— start Data listing —
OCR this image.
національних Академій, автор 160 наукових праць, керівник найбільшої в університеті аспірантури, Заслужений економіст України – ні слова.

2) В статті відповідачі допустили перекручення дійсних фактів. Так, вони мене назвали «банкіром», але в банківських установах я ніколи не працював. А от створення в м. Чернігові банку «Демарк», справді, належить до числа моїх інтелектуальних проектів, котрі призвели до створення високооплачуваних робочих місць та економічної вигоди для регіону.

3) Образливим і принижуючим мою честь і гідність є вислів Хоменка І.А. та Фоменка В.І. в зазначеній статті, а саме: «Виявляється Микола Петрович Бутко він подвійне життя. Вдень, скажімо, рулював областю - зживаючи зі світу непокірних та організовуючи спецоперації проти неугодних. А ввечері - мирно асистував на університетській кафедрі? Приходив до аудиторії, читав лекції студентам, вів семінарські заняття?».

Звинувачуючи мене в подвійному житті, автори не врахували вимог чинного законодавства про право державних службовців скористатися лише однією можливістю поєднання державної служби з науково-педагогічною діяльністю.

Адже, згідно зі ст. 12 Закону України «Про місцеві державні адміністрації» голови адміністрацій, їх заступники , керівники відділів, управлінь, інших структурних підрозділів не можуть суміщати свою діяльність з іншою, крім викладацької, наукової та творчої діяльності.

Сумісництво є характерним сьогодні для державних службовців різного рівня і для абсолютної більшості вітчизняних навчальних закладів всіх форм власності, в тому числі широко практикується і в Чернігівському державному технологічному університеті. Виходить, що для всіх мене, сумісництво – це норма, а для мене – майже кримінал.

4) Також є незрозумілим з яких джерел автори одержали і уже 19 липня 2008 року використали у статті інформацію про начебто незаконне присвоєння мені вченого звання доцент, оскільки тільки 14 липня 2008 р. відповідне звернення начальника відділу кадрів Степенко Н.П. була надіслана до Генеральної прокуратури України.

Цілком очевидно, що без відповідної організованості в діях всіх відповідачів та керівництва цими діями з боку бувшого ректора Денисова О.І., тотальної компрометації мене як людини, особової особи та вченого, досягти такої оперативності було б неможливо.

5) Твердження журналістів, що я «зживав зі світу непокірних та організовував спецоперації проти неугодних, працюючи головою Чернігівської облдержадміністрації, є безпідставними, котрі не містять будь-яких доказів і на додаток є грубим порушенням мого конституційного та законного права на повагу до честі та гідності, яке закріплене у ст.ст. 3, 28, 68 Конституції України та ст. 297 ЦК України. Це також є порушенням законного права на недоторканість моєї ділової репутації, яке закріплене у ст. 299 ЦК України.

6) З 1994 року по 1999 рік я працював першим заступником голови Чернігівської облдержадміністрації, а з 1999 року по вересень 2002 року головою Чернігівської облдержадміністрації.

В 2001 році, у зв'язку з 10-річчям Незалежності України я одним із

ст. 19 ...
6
— end Data listing —
Written task: Gather up the lines that contain the word "світу".

Reply to the exercise:
3) Образливим і принижуючим мою честь і гідність є вислів Хоменка І.А. та Фоменка В.І. в зазначеній статті, а саме: «Виявляється Микола Петрович Бутко він подвійне життя. Вдень, скажімо, рулював областю - зживаючи зі світу непокірних та організовуючи спецоперації проти неугодних. А ввечері - мирно асистував на університетській кафедрі? Приходив до аудиторії, читав лекції студентам, вів семінарські заняття?».
5) Твердження журналістів, що я «зживав зі світу непокірних та організовував спецоперації проти неугодних, працюючи головою Чернігівської облдержадміністрації, є безпідставними, котрі не містять будь-яких доказів і на додаток є грубим порушенням мого конституційного та законного права на повагу до честі та гідності, яке закріплене у ст.ст. 3, 28, 68 Конституції України та ст. 297 ЦК України. Це також є порушенням законного права на недоторканість моєї ділової репутації, яке закріплене у ст. 299 ЦК України.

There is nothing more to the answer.